Material for this exercise:
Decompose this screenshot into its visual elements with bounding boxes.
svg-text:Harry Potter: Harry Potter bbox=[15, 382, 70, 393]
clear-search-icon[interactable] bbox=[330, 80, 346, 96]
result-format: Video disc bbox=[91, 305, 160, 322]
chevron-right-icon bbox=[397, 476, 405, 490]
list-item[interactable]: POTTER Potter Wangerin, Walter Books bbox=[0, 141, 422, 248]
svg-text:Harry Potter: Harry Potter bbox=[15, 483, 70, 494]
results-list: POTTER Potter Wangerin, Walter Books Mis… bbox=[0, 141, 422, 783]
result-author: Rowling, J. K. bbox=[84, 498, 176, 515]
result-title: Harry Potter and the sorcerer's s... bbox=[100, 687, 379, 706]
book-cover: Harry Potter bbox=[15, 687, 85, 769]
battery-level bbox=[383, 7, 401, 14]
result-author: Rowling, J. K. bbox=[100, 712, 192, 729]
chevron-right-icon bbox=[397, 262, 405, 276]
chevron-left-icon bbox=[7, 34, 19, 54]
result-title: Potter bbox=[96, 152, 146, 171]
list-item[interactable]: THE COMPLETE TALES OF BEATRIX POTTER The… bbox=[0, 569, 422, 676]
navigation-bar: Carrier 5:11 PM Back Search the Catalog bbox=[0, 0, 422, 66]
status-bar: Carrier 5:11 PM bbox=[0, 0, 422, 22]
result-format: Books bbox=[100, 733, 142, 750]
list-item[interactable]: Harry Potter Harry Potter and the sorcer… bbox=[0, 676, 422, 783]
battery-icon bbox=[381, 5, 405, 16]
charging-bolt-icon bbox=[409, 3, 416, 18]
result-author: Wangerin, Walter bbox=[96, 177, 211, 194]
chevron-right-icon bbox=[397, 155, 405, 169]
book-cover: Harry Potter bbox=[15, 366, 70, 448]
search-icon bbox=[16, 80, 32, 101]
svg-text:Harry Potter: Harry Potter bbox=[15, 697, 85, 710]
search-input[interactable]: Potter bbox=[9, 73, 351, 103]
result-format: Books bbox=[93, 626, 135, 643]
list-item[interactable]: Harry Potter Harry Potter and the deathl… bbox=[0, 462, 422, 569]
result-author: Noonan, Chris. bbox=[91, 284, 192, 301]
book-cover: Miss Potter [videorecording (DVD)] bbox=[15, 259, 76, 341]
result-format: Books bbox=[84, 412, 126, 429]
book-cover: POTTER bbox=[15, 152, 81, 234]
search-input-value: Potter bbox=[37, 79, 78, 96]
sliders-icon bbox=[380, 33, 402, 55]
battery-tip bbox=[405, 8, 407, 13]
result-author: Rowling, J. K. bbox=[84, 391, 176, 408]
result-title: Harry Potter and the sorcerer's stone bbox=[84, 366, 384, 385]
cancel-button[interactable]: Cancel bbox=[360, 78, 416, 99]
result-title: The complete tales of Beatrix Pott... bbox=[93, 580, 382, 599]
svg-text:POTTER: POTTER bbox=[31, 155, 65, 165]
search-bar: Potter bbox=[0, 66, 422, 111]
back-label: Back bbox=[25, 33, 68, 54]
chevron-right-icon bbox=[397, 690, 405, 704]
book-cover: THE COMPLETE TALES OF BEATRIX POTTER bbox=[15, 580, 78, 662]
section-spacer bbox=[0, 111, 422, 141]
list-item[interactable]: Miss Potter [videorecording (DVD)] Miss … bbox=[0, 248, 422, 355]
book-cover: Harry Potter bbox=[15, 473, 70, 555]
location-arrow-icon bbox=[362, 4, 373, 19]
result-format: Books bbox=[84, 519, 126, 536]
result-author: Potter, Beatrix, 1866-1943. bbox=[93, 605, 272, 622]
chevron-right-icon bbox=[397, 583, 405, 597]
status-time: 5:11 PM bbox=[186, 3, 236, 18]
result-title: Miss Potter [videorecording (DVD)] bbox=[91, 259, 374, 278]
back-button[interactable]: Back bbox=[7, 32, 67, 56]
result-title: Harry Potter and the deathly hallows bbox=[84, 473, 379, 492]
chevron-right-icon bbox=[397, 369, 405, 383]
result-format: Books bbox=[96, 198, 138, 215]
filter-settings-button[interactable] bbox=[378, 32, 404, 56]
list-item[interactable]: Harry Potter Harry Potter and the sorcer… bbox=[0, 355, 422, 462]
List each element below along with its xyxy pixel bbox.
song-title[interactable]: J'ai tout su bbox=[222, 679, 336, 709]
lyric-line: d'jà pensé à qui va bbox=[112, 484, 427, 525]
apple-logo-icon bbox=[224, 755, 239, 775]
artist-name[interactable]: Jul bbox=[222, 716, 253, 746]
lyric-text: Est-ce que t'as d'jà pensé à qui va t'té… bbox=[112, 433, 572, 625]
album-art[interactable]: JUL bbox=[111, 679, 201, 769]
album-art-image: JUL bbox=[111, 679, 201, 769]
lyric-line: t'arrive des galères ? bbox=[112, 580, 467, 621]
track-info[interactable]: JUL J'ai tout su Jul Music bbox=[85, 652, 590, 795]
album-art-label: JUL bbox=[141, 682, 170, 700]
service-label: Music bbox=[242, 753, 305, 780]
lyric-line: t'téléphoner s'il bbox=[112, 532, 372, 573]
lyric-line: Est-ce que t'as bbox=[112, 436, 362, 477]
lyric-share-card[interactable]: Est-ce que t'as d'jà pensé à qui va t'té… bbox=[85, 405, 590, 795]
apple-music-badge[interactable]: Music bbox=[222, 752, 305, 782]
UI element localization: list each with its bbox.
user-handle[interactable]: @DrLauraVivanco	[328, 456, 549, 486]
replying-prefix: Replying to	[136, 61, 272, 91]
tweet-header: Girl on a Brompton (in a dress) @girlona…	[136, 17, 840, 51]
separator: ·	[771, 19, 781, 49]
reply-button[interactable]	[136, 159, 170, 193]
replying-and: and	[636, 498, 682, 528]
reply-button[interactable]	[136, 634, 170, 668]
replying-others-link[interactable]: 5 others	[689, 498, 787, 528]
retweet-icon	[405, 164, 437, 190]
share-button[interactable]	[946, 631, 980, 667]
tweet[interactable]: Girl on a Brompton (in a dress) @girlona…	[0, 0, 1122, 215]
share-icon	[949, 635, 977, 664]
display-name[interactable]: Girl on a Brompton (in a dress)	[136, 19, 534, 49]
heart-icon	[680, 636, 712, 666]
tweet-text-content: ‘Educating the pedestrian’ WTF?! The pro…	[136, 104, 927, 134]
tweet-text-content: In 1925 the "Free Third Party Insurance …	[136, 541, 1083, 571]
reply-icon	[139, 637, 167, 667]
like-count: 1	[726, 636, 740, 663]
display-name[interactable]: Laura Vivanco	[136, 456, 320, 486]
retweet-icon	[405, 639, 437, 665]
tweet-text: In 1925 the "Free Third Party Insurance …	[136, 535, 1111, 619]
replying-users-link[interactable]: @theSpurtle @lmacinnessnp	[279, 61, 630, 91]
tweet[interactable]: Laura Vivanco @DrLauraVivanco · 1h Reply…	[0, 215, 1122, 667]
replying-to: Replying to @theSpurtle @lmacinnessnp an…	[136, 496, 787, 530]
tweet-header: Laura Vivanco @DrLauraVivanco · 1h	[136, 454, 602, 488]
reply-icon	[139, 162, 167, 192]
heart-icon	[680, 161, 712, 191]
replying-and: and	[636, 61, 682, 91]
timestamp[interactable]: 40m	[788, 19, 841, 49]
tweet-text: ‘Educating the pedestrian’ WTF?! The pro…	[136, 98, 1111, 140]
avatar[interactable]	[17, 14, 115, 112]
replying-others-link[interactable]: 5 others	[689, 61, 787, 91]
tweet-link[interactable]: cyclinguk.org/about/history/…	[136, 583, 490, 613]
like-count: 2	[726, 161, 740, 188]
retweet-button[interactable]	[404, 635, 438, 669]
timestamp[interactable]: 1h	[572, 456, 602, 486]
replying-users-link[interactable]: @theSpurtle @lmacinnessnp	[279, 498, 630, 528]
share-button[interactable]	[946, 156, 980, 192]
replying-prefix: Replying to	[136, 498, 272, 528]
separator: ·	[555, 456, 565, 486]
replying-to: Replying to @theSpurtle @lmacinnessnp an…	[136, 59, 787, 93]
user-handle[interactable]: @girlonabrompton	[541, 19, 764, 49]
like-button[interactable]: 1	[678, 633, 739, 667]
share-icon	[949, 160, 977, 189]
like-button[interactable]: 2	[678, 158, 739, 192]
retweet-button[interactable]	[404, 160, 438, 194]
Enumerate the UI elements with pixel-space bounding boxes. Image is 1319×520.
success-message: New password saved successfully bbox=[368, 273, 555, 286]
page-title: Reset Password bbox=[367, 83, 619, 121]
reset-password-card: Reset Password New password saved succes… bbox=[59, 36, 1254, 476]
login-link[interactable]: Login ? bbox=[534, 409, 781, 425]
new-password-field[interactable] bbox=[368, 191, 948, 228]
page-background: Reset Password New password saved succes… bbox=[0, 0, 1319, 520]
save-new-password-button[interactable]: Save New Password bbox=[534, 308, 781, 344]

Exercise objective: Write out the rows above unchanged, starting with the first one and ending after the line that contains "book-cover: Harry Potter bbox=[15, 687, 85, 769]".

Answer:
Decompose this screenshot into its visual elements with bounding boxes.
svg-text:Harry Potter: Harry Potter bbox=[15, 382, 70, 393]
clear-search-icon[interactable] bbox=[330, 80, 346, 96]
result-format: Video disc bbox=[91, 305, 160, 322]
chevron-right-icon bbox=[397, 476, 405, 490]
list-item[interactable]: POTTER Potter Wangerin, Walter Books bbox=[0, 141, 422, 248]
svg-text:Harry Potter: Harry Potter bbox=[15, 483, 70, 494]
results-list: POTTER Potter Wangerin, Walter Books Mis… bbox=[0, 141, 422, 783]
result-author: Rowling, J. K. bbox=[84, 498, 176, 515]
result-title: Harry Potter and the sorcerer's s... bbox=[100, 687, 379, 706]
book-cover: Harry Potter bbox=[15, 687, 85, 769]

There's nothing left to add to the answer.